# Provided entries start
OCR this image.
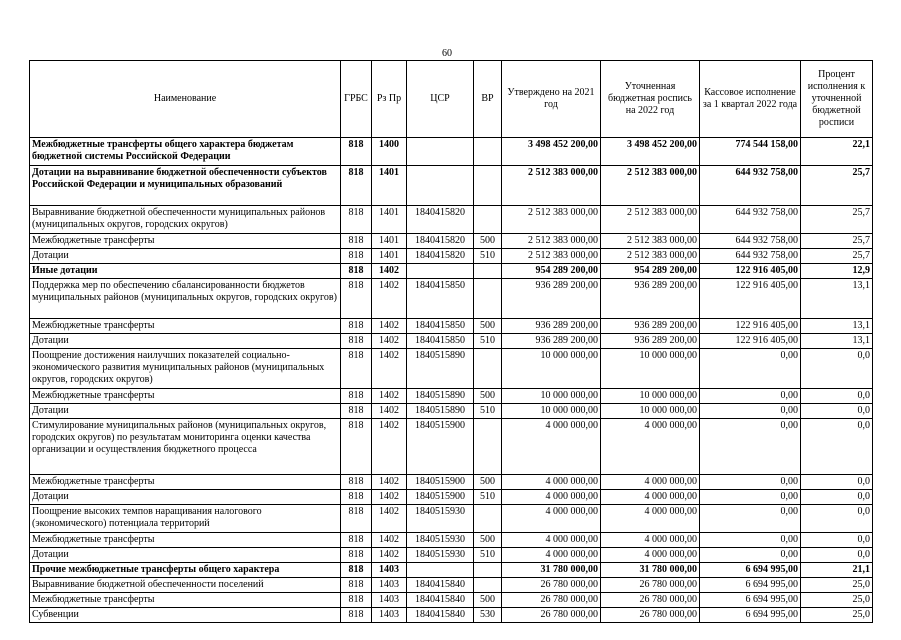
60
Наименование	ГРБС	Рз Пр	ЦСР	ВР	Утверждено на 2021 год	Уточненная бюджетная роспись на 2022 год	Кассовое исполнение за 1 квартал 2022 года	Процент исполнения к уточненной бюджетной росписи
Межбюджетные трансферты общего характера бюджетам бюджетной системы Российской Федерации	818	1400			3 498 452 200,00	3 498 452 200,00	774 544 158,00	22,1
Дотации на выравнивание бюджетной обеспеченности субъектов Российской Федерации и муниципальных образований	818	1401			2 512 383 000,00	2 512 383 000,00	644 932 758,00	25,7
Выравнивание бюджетной обеспеченности муниципальных районов (муниципальных округов, городских округов)	818	1401	1840415820		2 512 383 000,00	2 512 383 000,00	644 932 758,00	25,7
Межбюджетные трансферты	818	1401	1840415820	500	2 512 383 000,00	2 512 383 000,00	644 932 758,00	25,7
Дотации	818	1401	1840415820	510	2 512 383 000,00	2 512 383 000,00	644 932 758,00	25,7
Иные дотации	818	1402			954 289 200,00	954 289 200,00	122 916 405,00	12,9
Поддержка мер по обеспечению сбалансированности бюджетов муниципальных районов (муниципальных округов, городских округов)	818	1402	1840415850		936 289 200,00	936 289 200,00	122 916 405,00	13,1
Межбюджетные трансферты	818	1402	1840415850	500	936 289 200,00	936 289 200,00	122 916 405,00	13,1
Дотации	818	1402	1840415850	510	936 289 200,00	936 289 200,00	122 916 405,00	13,1
Поощрение достижения наилучших показателей социально-экономического развития муниципальных районов (муниципальных округов, городских округов)	818	1402	1840515890		10 000 000,00	10 000 000,00	0,00	0,0
Межбюджетные трансферты	818	1402	1840515890	500	10 000 000,00	10 000 000,00	0,00	0,0
Дотации	818	1402	1840515890	510	10 000 000,00	10 000 000,00	0,00	0,0
Стимулирование муниципальных районов (муниципальных округов, городских округов) по результатам мониторинга оценки качества организации и осуществления бюджетного процесса	818	1402	1840515900		4 000 000,00	4 000 000,00	0,00	0,0
Межбюджетные трансферты	818	1402	1840515900	500	4 000 000,00	4 000 000,00	0,00	0,0
Дотации	818	1402	1840515900	510	4 000 000,00	4 000 000,00	0,00	0,0
Поощрение высоких темпов наращивания налогового (экономического) потенциала территорий	818	1402	1840515930		4 000 000,00	4 000 000,00	0,00	0,0
Межбюджетные трансферты	818	1402	1840515930	500	4 000 000,00	4 000 000,00	0,00	0,0
Дотации	818	1402	1840515930	510	4 000 000,00	4 000 000,00	0,00	0,0
Прочие межбюджетные трансферты общего характера	818	1403			31 780 000,00	31 780 000,00	6 694 995,00	21,1
Выравнивание бюджетной обеспеченности поселений	818	1403	1840415840		26 780 000,00	26 780 000,00	6 694 995,00	25,0
Межбюджетные трансферты	818	1403	1840415840	500	26 780 000,00	26 780 000,00	6 694 995,00	25,0
Субвенции	818	1403	1840415840	530	26 780 000,00	26 780 000,00	6 694 995,00	25,0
# Provided entries end
- Exercise objective
Reproduce the entries above word for word. Pictures stay out.

- Correct answer
OCR this image.
60
Наименование	ГРБС	Рз Пр	ЦСР	ВР	Утверждено на 2021 год	Уточненная бюджетная роспись на 2022 год	Кассовое исполнение за 1 квартал 2022 года	Процент исполнения к уточненной бюджетной росписи
Межбюджетные трансферты общего характера бюджетам бюджетной системы Российской Федерации	818	1400			3 498 452 200,00	3 498 452 200,00	774 544 158,00	22,1
Дотации на выравнивание бюджетной обеспеченности субъектов Российской Федерации и муниципальных образований	818	1401			2 512 383 000,00	2 512 383 000,00	644 932 758,00	25,7
Выравнивание бюджетной обеспеченности муниципальных районов (муниципальных округов, городских округов)	818	1401	1840415820		2 512 383 000,00	2 512 383 000,00	644 932 758,00	25,7
Межбюджетные трансферты	818	1401	1840415820	500	2 512 383 000,00	2 512 383 000,00	644 932 758,00	25,7
Дотации	818	1401	1840415820	510	2 512 383 000,00	2 512 383 000,00	644 932 758,00	25,7
Иные дотации	818	1402			954 289 200,00	954 289 200,00	122 916 405,00	12,9
Поддержка мер по обеспечению сбалансированности бюджетов муниципальных районов (муниципальных округов, городских округов)	818	1402	1840415850		936 289 200,00	936 289 200,00	122 916 405,00	13,1
Межбюджетные трансферты	818	1402	1840415850	500	936 289 200,00	936 289 200,00	122 916 405,00	13,1
Дотации	818	1402	1840415850	510	936 289 200,00	936 289 200,00	122 916 405,00	13,1
Поощрение достижения наилучших показателей социально-экономического развития муниципальных районов (муниципальных округов, городских округов)	818	1402	1840515890		10 000 000,00	10 000 000,00	0,00	0,0
Межбюджетные трансферты	818	1402	1840515890	500	10 000 000,00	10 000 000,00	0,00	0,0
Дотации	818	1402	1840515890	510	10 000 000,00	10 000 000,00	0,00	0,0
Стимулирование муниципальных районов (муниципальных округов, городских округов) по результатам мониторинга оценки качества организации и осуществления бюджетного процесса	818	1402	1840515900		4 000 000,00	4 000 000,00	0,00	0,0
Межбюджетные трансферты	818	1402	1840515900	500	4 000 000,00	4 000 000,00	0,00	0,0
Дотации	818	1402	1840515900	510	4 000 000,00	4 000 000,00	0,00	0,0
Поощрение высоких темпов наращивания налогового (экономического) потенциала территорий	818	1402	1840515930		4 000 000,00	4 000 000,00	0,00	0,0
Межбюджетные трансферты	818	1402	1840515930	500	4 000 000,00	4 000 000,00	0,00	0,0
Дотации	818	1402	1840515930	510	4 000 000,00	4 000 000,00	0,00	0,0
Прочие межбюджетные трансферты общего характера	818	1403			31 780 000,00	31 780 000,00	6 694 995,00	21,1
Выравнивание бюджетной обеспеченности поселений	818	1403	1840415840		26 780 000,00	26 780 000,00	6 694 995,00	25,0
Межбюджетные трансферты	818	1403	1840415840	500	26 780 000,00	26 780 000,00	6 694 995,00	25,0
Субвенции	818	1403	1840415840	530	26 780 000,00	26 780 000,00	6 694 995,00	25,0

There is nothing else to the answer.